##### Record extracts #####

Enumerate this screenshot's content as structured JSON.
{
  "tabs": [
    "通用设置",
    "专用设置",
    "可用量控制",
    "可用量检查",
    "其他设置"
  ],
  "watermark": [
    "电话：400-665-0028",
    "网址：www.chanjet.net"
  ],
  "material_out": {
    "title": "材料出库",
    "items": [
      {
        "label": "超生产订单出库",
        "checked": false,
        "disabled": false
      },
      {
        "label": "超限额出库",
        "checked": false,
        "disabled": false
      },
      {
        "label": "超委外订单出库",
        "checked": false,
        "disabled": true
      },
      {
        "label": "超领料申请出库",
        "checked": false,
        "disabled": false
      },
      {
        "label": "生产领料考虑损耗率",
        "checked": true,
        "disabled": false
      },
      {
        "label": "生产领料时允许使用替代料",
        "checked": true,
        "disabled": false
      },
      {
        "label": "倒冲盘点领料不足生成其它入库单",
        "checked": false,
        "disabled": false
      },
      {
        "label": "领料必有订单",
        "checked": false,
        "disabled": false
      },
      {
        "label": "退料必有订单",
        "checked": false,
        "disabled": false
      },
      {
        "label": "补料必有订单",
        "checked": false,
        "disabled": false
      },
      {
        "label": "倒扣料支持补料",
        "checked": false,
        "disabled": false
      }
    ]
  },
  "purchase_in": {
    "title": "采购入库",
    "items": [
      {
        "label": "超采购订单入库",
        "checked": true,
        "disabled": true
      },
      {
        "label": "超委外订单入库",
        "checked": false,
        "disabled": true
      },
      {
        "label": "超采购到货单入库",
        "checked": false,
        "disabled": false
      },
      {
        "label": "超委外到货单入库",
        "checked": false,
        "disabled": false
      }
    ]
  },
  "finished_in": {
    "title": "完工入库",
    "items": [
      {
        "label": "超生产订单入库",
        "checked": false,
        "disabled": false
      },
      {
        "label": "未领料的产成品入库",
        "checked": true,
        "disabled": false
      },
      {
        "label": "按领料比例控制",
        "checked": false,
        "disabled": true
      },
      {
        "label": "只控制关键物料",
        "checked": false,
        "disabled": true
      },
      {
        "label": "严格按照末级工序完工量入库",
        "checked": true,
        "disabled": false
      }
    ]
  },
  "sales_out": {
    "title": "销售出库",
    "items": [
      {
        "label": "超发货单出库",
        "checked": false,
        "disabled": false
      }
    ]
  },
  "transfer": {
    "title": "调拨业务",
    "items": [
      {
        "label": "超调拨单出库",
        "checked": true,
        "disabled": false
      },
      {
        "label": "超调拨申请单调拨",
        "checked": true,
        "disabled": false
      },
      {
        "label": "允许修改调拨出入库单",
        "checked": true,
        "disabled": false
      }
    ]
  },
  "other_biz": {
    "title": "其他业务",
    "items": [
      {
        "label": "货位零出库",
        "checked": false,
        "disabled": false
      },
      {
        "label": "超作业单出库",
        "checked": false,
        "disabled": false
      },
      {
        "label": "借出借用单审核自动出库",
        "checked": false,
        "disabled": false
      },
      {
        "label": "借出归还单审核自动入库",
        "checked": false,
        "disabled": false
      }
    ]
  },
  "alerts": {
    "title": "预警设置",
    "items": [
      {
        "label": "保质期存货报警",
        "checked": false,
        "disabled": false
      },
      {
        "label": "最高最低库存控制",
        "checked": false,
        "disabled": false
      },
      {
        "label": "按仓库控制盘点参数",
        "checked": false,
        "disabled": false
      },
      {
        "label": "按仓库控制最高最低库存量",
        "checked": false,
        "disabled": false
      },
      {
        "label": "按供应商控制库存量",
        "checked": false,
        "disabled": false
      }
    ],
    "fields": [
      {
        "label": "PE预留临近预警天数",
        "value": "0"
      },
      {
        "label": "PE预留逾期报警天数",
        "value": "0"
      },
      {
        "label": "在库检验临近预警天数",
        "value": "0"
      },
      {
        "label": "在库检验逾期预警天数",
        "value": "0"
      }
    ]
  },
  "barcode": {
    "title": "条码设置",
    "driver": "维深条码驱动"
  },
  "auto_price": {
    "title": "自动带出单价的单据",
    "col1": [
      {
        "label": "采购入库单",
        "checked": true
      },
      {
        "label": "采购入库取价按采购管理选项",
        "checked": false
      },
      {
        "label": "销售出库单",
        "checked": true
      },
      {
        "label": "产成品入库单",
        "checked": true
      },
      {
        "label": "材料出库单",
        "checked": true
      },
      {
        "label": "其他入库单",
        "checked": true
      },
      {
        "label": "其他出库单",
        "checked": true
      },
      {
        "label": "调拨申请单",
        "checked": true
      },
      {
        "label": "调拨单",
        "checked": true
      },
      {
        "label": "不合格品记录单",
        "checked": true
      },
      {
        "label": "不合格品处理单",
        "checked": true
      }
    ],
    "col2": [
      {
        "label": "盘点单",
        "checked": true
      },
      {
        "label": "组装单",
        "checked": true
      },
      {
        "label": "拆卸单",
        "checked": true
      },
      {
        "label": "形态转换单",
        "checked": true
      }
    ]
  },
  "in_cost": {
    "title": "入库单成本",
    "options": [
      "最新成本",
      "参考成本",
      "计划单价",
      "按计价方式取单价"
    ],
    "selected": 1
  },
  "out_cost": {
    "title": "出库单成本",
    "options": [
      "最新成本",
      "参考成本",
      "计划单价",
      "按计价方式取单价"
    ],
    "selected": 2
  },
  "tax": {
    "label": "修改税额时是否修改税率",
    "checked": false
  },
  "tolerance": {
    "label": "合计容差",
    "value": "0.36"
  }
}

#####

▶ **What you have to do**:
Write out the full set of records exactly as given.

▶ **Reply to the exercise**:
Enumerate this screenshot's content as structured JSON.
{
  "tabs": [
    "通用设置",
    "专用设置",
    "可用量控制",
    "可用量检查",
    "其他设置"
  ],
  "watermark": [
    "电话：400-665-0028",
    "网址：www.chanjet.net"
  ],
  "material_out": {
    "title": "材料出库",
    "items": [
      {
        "label": "超生产订单出库",
        "checked": false,
        "disabled": false
      },
      {
        "label": "超限额出库",
        "checked": false,
        "disabled": false
      },
      {
        "label": "超委外订单出库",
        "checked": false,
        "disabled": true
      },
      {
        "label": "超领料申请出库",
        "checked": false,
        "disabled": false
      },
      {
        "label": "生产领料考虑损耗率",
        "checked": true,
        "disabled": false
      },
      {
        "label": "生产领料时允许使用替代料",
        "checked": true,
        "disabled": false
      },
      {
        "label": "倒冲盘点领料不足生成其它入库单",
        "checked": false,
        "disabled": false
      },
      {
        "label": "领料必有订单",
        "checked": false,
        "disabled": false
      },
      {
        "label": "退料必有订单",
        "checked": false,
        "disabled": false
      },
      {
        "label": "补料必有订单",
        "checked": false,
        "disabled": false
      },
      {
        "label": "倒扣料支持补料",
        "checked": false,
        "disabled": false
      }
    ]
  },
  "purchase_in": {
    "title": "采购入库",
    "items": [
      {
        "label": "超采购订单入库",
        "checked": true,
        "disabled": true
      },
      {
        "label": "超委外订单入库",
        "checked": false,
        "disabled": true
      },
      {
        "label": "超采购到货单入库",
        "checked": false,
        "disabled": false
      },
      {
        "label": "超委外到货单入库",
        "checked": false,
        "disabled": false
      }
    ]
  },
  "finished_in": {
    "title": "完工入库",
    "items": [
      {
        "label": "超生产订单入库",
        "checked": false,
        "disabled": false
      },
      {
        "label": "未领料的产成品入库",
        "checked": true,
        "disabled": false
      },
      {
        "label": "按领料比例控制",
        "checked": false,
        "disabled": true
      },
      {
        "label": "只控制关键物料",
        "checked": false,
        "disabled": true
      },
      {
        "label": "严格按照末级工序完工量入库",
        "checked": true,
        "disabled": false
      }
    ]
  },
  "sales_out": {
    "title": "销售出库",
    "items": [
      {
        "label": "超发货单出库",
        "checked": false,
        "disabled": false
      }
    ]
  },
  "transfer": {
    "title": "调拨业务",
    "items": [
      {
        "label": "超调拨单出库",
        "checked": true,
        "disabled": false
      },
      {
        "label": "超调拨申请单调拨",
        "checked": true,
        "disabled": false
      },
      {
        "label": "允许修改调拨出入库单",
        "checked": true,
        "disabled": false
      }
    ]
  },
  "other_biz": {
    "title": "其他业务",
    "items": [
      {
        "label": "货位零出库",
        "checked": false,
        "disabled": false
      },
      {
        "label": "超作业单出库",
        "checked": false,
        "disabled": false
      },
      {
        "label": "借出借用单审核自动出库",
        "checked": false,
        "disabled": false
      },
      {
        "label": "借出归还单审核自动入库",
        "checked": false,
        "disabled": false
      }
    ]
  },
  "alerts": {
    "title": "预警设置",
    "items": [
      {
        "label": "保质期存货报警",
        "checked": false,
        "disabled": false
      },
      {
        "label": "最高最低库存控制",
        "checked": false,
        "disabled": false
      },
      {
        "label": "按仓库控制盘点参数",
        "checked": false,
        "disabled": false
      },
      {
        "label": "按仓库控制最高最低库存量",
        "checked": false,
        "disabled": false
      },
      {
        "label": "按供应商控制库存量",
        "checked": false,
        "disabled": false
      }
    ],
    "fields": [
      {
        "label": "PE预留临近预警天数",
        "value": "0"
      },
      {
        "label": "PE预留逾期报警天数",
        "value": "0"
      },
      {
        "label": "在库检验临近预警天数",
        "value": "0"
      },
      {
        "label": "在库检验逾期预警天数",
        "value": "0"
      }
    ]
  },
  "barcode": {
    "title": "条码设置",
    "driver": "维深条码驱动"
  },
  "auto_price": {
    "title": "自动带出单价的单据",
    "col1": [
      {
        "label": "采购入库单",
        "checked": true
      },
      {
        "label": "采购入库取价按采购管理选项",
        "checked": false
      },
      {
        "label": "销售出库单",
        "checked": true
      },
      {
        "label": "产成品入库单",
        "checked": true
      },
      {
        "label": "材料出库单",
        "checked": true
      },
      {
        "label": "其他入库单",
        "checked": true
      },
      {
        "label": "其他出库单",
        "checked": true
      },
      {
        "label": "调拨申请单",
        "checked": true
      },
      {
        "label": "调拨单",
        "checked": true
      },
      {
        "label": "不合格品记录单",
        "checked": true
      },
      {
        "label": "不合格品处理单",
        "checked": true
      }
    ],
    "col2": [
      {
        "label": "盘点单",
        "checked": true
      },
      {
        "label": "组装单",
        "checked": true
      },
      {
        "label": "拆卸单",
        "checked": true
      },
      {
        "label": "形态转换单",
        "checked": true
      }
    ]
  },
  "in_cost": {
    "title": "入库单成本",
    "options": [
      "最新成本",
      "参考成本",
      "计划单价",
      "按计价方式取单价"
    ],
    "selected": 1
  },
  "out_cost": {
    "title": "出库单成本",
    "options": [
      "最新成本",
      "参考成本",
      "计划单价",
      "按计价方式取单价"
    ],
    "selected": 2
  },
  "tax": {
    "label": "修改税额时是否修改税率",
    "checked": false
  },
  "tolerance": {
    "label": "合计容差",
    "value": "0.36"
  }
}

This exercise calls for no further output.